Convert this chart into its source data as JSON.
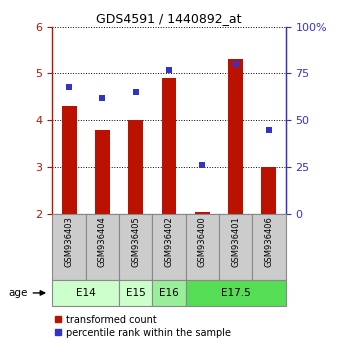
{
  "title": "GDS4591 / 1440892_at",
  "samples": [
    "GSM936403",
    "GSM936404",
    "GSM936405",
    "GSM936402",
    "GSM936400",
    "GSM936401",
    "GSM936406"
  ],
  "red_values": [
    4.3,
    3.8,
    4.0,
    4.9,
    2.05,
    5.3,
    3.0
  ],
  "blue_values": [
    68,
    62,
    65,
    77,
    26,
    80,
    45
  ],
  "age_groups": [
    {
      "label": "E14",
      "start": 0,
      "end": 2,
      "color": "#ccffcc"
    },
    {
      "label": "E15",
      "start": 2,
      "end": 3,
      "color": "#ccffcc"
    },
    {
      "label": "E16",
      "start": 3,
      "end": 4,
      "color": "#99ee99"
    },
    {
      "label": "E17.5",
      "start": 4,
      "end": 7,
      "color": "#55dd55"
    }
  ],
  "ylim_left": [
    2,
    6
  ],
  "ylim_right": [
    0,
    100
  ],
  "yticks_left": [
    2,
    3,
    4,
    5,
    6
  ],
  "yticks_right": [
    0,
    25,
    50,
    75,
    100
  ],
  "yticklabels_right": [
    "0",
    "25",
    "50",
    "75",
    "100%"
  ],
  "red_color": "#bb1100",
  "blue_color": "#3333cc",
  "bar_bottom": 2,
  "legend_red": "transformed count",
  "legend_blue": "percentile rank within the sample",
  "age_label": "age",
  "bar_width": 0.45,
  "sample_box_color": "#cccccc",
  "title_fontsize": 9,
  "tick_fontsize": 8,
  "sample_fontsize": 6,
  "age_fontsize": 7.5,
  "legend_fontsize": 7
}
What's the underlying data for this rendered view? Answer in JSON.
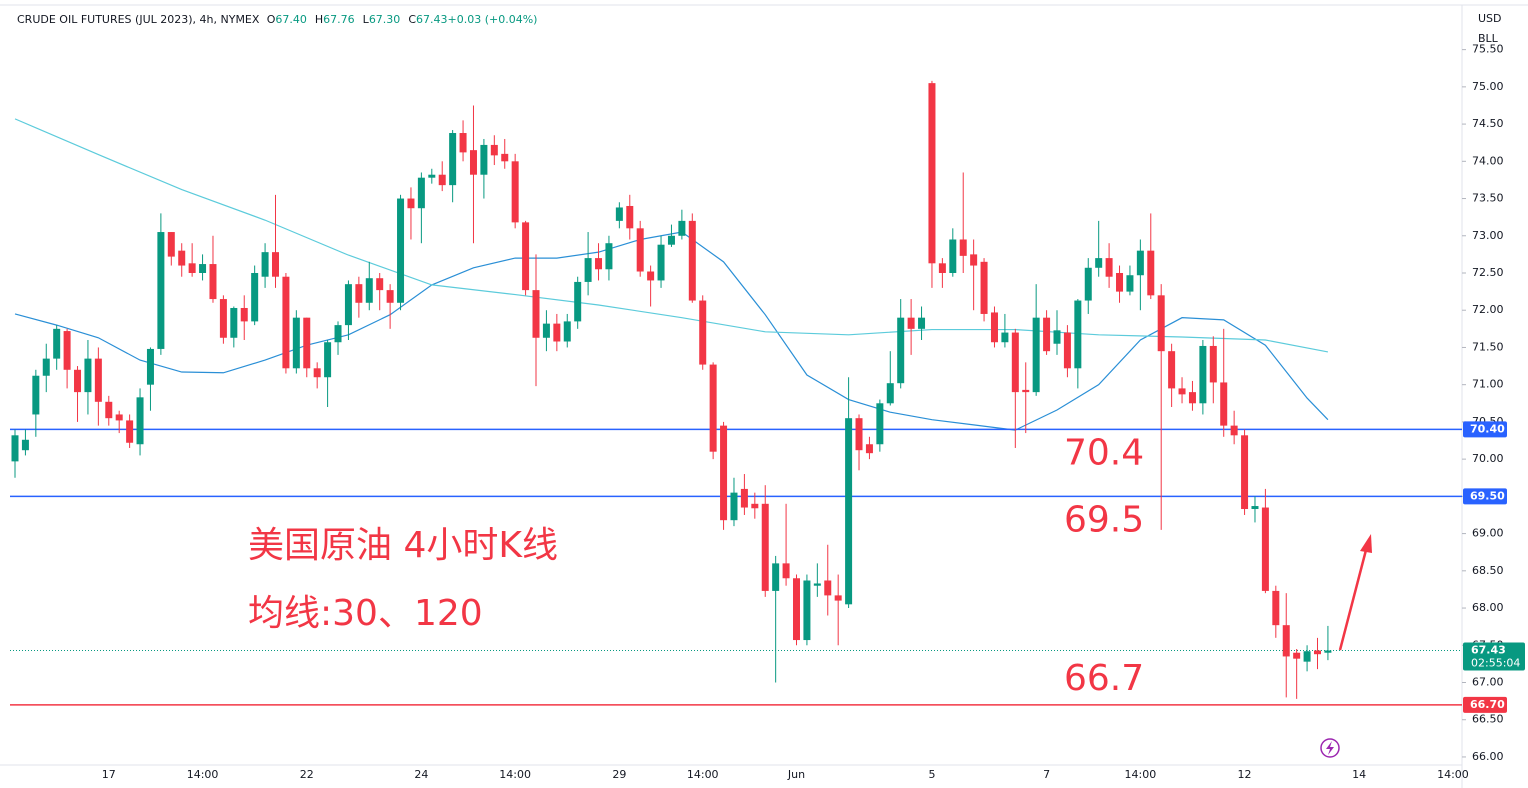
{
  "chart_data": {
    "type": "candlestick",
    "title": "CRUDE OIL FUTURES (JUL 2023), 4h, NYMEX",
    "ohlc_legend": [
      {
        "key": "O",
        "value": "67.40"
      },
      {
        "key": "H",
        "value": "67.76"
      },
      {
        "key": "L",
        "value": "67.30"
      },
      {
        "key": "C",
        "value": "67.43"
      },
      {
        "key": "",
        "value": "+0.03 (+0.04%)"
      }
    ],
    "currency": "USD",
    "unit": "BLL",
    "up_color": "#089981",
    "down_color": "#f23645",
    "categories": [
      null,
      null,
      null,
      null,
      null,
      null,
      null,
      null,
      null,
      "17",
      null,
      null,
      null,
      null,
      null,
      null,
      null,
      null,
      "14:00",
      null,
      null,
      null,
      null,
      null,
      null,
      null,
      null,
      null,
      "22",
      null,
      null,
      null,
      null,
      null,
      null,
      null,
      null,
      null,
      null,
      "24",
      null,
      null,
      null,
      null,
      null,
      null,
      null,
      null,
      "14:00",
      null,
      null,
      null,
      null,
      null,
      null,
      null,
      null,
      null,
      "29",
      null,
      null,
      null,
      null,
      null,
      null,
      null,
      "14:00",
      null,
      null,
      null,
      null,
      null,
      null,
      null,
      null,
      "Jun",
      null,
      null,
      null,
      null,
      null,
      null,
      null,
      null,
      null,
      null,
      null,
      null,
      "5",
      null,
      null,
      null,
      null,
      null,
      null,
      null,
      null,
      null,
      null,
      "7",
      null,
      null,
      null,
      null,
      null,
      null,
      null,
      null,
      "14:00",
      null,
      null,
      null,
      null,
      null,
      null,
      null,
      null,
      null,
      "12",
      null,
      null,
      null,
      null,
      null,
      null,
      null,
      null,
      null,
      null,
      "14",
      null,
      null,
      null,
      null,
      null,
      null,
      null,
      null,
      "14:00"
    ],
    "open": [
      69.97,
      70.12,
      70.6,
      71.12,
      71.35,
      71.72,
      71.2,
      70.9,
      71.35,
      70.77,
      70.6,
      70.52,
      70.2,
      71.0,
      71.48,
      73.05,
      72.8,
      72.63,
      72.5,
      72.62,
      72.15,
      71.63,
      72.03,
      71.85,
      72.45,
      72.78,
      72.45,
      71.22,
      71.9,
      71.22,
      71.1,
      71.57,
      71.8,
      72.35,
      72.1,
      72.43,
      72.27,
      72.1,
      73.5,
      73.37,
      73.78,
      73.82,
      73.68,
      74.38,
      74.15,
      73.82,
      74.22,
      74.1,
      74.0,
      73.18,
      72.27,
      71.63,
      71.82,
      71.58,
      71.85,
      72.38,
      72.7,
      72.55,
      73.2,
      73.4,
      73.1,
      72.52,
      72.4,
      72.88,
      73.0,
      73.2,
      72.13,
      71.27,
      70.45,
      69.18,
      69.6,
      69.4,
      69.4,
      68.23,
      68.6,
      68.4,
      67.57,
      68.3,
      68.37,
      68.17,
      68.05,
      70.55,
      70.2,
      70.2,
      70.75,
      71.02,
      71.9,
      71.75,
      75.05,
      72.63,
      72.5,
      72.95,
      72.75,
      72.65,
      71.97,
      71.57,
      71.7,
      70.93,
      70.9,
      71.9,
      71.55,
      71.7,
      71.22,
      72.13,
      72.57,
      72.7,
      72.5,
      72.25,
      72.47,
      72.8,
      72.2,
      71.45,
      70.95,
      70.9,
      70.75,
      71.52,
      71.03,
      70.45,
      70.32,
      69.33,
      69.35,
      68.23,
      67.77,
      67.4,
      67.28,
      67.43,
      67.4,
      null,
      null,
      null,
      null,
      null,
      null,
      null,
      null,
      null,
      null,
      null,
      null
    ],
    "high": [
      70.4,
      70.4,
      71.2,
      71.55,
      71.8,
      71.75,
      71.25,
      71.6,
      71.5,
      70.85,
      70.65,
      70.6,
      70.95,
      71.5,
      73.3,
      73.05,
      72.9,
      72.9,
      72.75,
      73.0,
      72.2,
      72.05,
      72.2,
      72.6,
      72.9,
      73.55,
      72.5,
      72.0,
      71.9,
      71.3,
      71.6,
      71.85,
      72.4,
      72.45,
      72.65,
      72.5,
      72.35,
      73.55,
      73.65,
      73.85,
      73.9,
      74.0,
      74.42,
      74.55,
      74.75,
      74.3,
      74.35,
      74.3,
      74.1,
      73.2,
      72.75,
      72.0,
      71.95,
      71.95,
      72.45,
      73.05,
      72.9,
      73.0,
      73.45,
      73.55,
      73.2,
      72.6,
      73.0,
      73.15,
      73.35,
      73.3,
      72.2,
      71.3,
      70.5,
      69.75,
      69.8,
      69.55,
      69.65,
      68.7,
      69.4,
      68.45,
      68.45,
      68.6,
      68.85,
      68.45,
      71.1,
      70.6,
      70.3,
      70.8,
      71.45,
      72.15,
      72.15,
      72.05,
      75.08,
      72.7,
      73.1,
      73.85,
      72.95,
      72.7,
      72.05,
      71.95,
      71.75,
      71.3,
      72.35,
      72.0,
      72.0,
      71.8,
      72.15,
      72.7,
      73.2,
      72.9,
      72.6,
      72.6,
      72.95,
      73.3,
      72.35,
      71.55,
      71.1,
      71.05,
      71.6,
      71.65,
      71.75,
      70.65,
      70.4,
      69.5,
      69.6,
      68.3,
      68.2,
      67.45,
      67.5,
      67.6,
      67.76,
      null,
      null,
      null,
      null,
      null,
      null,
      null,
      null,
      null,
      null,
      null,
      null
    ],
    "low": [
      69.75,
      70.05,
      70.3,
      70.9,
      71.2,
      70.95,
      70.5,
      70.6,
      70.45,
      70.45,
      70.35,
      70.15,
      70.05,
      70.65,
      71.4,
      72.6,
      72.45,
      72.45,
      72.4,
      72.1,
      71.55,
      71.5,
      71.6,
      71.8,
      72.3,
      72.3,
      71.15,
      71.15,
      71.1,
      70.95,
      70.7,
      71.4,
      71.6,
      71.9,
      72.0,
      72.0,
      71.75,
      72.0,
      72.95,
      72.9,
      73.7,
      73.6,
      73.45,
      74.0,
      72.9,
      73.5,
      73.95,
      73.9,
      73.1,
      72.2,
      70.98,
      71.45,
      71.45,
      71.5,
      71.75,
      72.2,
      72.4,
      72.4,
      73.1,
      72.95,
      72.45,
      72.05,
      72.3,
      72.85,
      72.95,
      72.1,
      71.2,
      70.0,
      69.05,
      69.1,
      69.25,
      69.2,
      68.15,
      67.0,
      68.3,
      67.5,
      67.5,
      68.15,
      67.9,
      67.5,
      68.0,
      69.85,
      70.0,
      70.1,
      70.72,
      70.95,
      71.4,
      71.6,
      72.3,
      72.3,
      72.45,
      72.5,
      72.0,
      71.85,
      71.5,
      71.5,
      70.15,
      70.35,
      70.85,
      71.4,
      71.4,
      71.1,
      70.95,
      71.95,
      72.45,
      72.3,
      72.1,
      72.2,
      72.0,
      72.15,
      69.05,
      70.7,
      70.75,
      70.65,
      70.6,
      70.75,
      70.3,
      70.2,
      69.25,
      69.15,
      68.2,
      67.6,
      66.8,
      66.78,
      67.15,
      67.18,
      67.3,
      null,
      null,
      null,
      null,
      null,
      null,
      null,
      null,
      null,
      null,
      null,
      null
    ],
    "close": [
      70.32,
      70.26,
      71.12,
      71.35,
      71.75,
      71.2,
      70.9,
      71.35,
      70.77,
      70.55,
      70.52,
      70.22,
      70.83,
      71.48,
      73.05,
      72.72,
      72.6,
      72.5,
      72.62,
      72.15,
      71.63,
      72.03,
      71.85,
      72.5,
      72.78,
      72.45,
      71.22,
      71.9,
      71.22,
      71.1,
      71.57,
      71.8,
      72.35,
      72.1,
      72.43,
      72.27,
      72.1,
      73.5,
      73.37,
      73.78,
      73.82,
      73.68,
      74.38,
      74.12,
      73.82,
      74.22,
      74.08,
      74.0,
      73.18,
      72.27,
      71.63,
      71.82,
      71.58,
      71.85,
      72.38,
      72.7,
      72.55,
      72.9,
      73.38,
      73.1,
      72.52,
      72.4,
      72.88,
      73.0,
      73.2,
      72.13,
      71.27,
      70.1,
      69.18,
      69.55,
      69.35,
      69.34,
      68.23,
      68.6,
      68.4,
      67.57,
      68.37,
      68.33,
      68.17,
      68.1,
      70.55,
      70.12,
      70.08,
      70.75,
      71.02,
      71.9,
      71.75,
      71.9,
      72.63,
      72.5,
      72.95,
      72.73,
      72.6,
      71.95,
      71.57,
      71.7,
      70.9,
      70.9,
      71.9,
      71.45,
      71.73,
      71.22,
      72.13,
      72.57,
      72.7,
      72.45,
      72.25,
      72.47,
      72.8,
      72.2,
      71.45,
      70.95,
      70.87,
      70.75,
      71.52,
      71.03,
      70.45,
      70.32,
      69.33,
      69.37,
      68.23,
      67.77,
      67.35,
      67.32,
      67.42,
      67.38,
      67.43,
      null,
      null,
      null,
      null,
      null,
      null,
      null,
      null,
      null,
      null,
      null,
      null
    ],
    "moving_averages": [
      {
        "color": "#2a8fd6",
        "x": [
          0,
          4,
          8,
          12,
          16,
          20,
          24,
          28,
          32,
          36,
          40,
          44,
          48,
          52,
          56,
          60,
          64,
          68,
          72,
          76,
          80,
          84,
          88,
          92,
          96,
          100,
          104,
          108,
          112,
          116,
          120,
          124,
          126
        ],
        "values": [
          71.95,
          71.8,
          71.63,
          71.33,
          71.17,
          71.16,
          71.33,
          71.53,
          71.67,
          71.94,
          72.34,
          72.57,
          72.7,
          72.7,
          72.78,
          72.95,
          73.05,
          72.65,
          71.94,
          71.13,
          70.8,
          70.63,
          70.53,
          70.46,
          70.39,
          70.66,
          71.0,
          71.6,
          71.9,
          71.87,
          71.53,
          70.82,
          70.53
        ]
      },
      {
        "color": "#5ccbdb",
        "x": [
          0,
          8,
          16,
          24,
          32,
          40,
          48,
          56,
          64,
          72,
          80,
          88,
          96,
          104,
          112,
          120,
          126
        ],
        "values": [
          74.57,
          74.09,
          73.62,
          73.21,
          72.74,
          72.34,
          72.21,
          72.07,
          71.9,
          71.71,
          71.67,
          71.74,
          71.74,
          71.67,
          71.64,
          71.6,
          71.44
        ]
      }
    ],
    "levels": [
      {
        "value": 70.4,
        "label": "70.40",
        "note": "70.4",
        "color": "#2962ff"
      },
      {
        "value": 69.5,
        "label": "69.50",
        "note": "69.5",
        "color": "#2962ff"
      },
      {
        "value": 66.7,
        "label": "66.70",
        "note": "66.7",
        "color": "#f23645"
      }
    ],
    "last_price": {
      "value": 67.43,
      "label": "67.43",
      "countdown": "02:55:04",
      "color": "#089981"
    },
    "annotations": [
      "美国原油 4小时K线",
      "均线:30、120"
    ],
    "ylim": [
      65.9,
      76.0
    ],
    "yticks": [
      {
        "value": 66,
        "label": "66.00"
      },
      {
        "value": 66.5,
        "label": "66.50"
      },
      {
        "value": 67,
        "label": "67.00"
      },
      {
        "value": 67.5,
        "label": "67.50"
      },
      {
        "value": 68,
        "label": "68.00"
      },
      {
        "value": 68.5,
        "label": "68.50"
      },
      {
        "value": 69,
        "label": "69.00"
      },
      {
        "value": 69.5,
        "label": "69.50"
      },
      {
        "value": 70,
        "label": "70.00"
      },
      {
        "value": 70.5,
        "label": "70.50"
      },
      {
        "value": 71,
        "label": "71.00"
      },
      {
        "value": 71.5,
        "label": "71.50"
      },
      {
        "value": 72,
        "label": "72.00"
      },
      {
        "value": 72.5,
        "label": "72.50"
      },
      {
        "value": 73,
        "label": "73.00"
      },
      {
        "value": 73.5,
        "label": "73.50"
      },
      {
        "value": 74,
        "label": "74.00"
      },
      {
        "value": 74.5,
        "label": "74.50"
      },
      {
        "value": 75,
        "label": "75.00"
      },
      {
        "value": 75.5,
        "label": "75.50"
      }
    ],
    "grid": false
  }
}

-.-.-

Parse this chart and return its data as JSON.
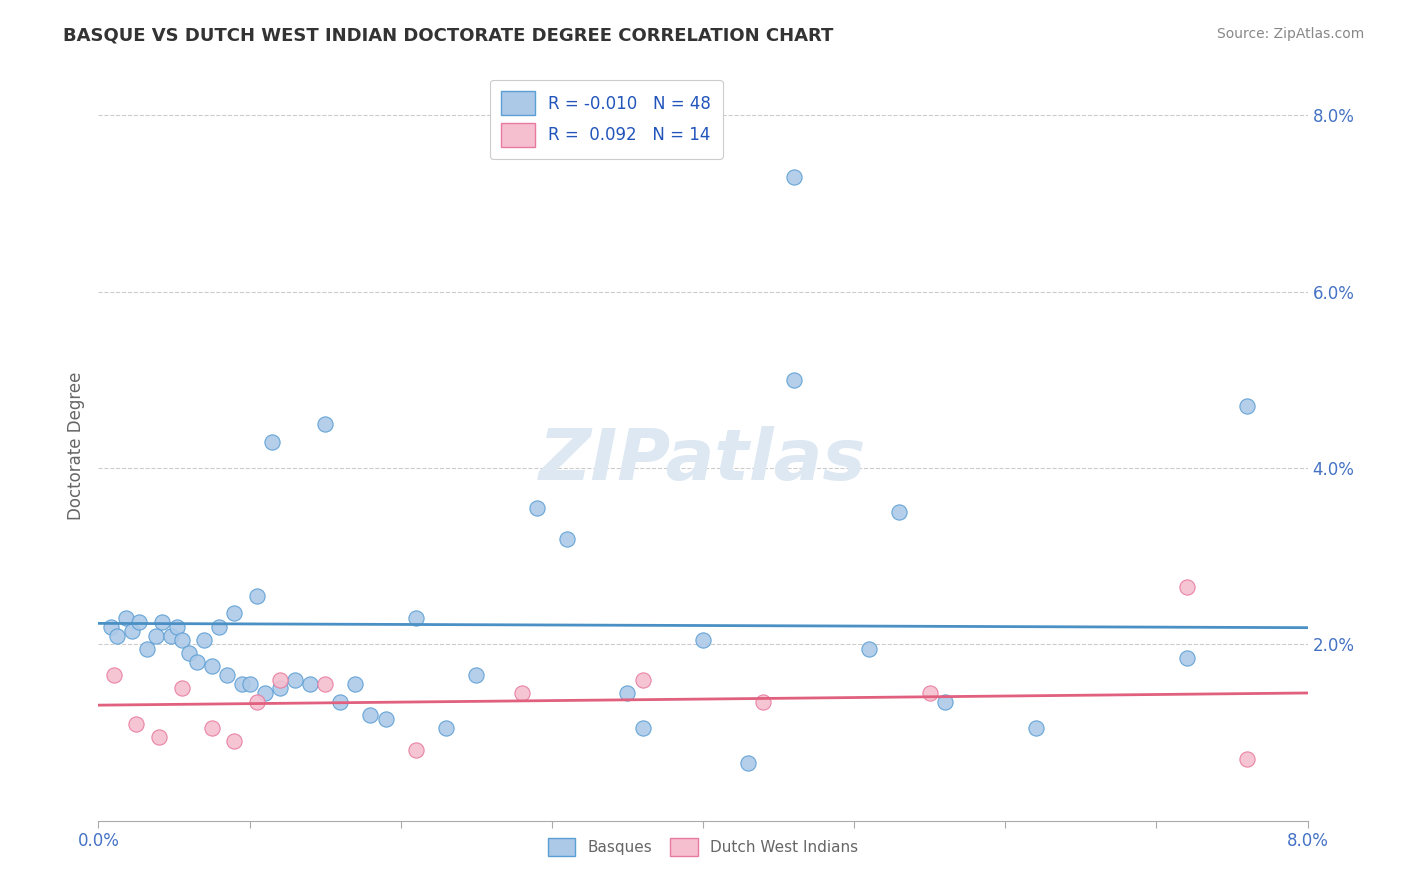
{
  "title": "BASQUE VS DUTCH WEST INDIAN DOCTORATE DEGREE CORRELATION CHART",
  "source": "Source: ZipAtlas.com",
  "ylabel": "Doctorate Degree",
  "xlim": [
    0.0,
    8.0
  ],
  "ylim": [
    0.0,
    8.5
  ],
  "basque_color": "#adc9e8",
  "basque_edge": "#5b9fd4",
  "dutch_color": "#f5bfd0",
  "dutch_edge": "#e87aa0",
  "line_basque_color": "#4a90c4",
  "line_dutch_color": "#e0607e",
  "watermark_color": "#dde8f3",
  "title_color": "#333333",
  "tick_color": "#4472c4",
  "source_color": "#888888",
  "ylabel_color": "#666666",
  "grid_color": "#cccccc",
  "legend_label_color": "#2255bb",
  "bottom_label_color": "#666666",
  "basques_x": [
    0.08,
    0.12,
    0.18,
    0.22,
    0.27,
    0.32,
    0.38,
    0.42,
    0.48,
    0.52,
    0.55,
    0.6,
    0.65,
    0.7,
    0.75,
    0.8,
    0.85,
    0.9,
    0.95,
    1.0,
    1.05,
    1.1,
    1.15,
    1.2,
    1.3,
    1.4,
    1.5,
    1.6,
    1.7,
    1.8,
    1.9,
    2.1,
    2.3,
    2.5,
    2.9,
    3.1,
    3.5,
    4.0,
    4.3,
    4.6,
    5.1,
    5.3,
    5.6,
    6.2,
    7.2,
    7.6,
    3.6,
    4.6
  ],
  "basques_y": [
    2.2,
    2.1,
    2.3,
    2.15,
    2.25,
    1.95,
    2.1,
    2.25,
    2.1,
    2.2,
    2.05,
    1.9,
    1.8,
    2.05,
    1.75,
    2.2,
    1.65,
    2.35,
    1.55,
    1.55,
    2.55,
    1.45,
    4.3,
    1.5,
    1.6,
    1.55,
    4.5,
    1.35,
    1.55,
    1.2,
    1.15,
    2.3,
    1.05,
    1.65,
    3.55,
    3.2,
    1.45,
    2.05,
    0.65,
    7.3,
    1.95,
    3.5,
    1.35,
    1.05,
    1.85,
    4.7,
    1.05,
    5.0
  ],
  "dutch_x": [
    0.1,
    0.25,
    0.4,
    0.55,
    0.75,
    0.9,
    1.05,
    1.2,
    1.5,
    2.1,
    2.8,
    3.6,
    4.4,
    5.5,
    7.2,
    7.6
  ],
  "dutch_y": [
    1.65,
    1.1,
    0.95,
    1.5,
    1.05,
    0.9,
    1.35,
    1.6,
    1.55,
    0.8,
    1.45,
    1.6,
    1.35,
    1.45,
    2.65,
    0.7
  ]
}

-.-.-

In the entries above, find the lines containing the word "JSON" and say how many there are, with no other words.

#### [RESULT]
3